Objective => Transcribe everything in the data word for word. Pictures are left out.

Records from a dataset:
_ _ _ _ _

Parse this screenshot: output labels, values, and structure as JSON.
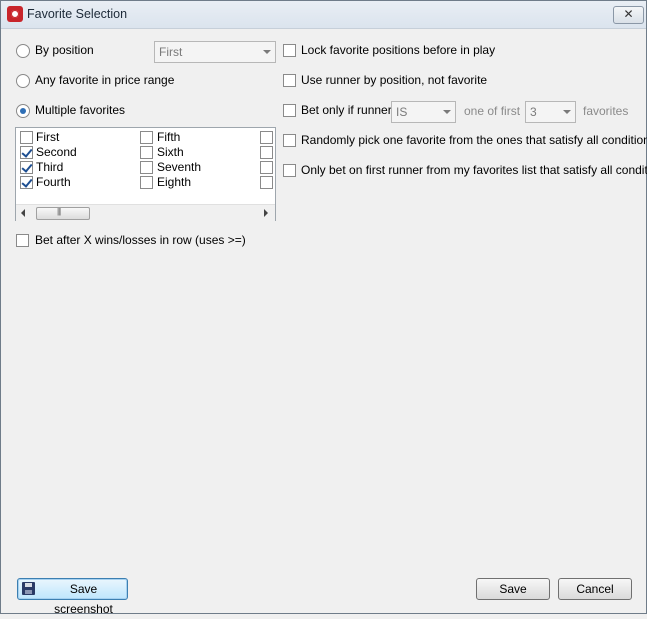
{
  "window": {
    "title": "Favorite Selection",
    "close_glyph": "✕"
  },
  "left": {
    "by_position": {
      "label": "By position",
      "checked": false,
      "combo_value": "First"
    },
    "price_range": {
      "label": "Any favorite in price range",
      "checked": false
    },
    "multiple": {
      "label": "Multiple favorites",
      "checked": true
    },
    "favorites_list": [
      {
        "label": "First",
        "checked": false
      },
      {
        "label": "Second",
        "checked": true
      },
      {
        "label": "Third",
        "checked": true
      },
      {
        "label": "Fourth",
        "checked": true
      },
      {
        "label": "Fifth",
        "checked": false
      },
      {
        "label": "Sixth",
        "checked": false
      },
      {
        "label": "Seventh",
        "checked": false
      },
      {
        "label": "Eighth",
        "checked": false
      }
    ],
    "bet_after": {
      "label": "Bet after X wins/losses in row (uses >=)",
      "checked": false
    }
  },
  "right": {
    "lock": {
      "label": "Lock favorite positions before in play",
      "checked": false
    },
    "use_runner": {
      "label": "Use runner by position, not favorite",
      "checked": false
    },
    "bet_only": {
      "label": "Bet only if runner",
      "checked": false,
      "combo1": "IS",
      "mid_text": "one of first",
      "combo2": "3",
      "tail_text": "favorites"
    },
    "random": {
      "label": "Randomly pick one favorite from the ones that satisfy all conditions",
      "checked": false
    },
    "only_first": {
      "label": "Only bet on first runner from my favorites list that satisfy all conditions",
      "checked": false
    }
  },
  "footer": {
    "save_screenshot": "Save screenshot",
    "save": "Save",
    "cancel": "Cancel"
  },
  "icons": {
    "app": "app-logo-icon",
    "floppy": "floppy-disk-icon",
    "scroll": "scroll-thumb-grip"
  }
}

_ _ _ _ _

Result of the task =>
Parse this screenshot: output labels, values, and structure as JSON.
{
  "window": {
    "title": "Favorite Selection",
    "close_glyph": "✕"
  },
  "left": {
    "by_position": {
      "label": "By position",
      "checked": false,
      "combo_value": "First"
    },
    "price_range": {
      "label": "Any favorite in price range",
      "checked": false
    },
    "multiple": {
      "label": "Multiple favorites",
      "checked": true
    },
    "favorites_list": [
      {
        "label": "First",
        "checked": false
      },
      {
        "label": "Second",
        "checked": true
      },
      {
        "label": "Third",
        "checked": true
      },
      {
        "label": "Fourth",
        "checked": true
      },
      {
        "label": "Fifth",
        "checked": false
      },
      {
        "label": "Sixth",
        "checked": false
      },
      {
        "label": "Seventh",
        "checked": false
      },
      {
        "label": "Eighth",
        "checked": false
      }
    ],
    "bet_after": {
      "label": "Bet after X wins/losses in row (uses >=)",
      "checked": false
    }
  },
  "right": {
    "lock": {
      "label": "Lock favorite positions before in play",
      "checked": false
    },
    "use_runner": {
      "label": "Use runner by position, not favorite",
      "checked": false
    },
    "bet_only": {
      "label": "Bet only if runner",
      "checked": false,
      "combo1": "IS",
      "mid_text": "one of first",
      "combo2": "3",
      "tail_text": "favorites"
    },
    "random": {
      "label": "Randomly pick one favorite from the ones that satisfy all conditions",
      "checked": false
    },
    "only_first": {
      "label": "Only bet on first runner from my favorites list that satisfy all conditions",
      "checked": false
    }
  },
  "footer": {
    "save_screenshot": "Save screenshot",
    "save": "Save",
    "cancel": "Cancel"
  },
  "icons": {
    "app": "app-logo-icon",
    "floppy": "floppy-disk-icon",
    "scroll": "scroll-thumb-grip"
  }
}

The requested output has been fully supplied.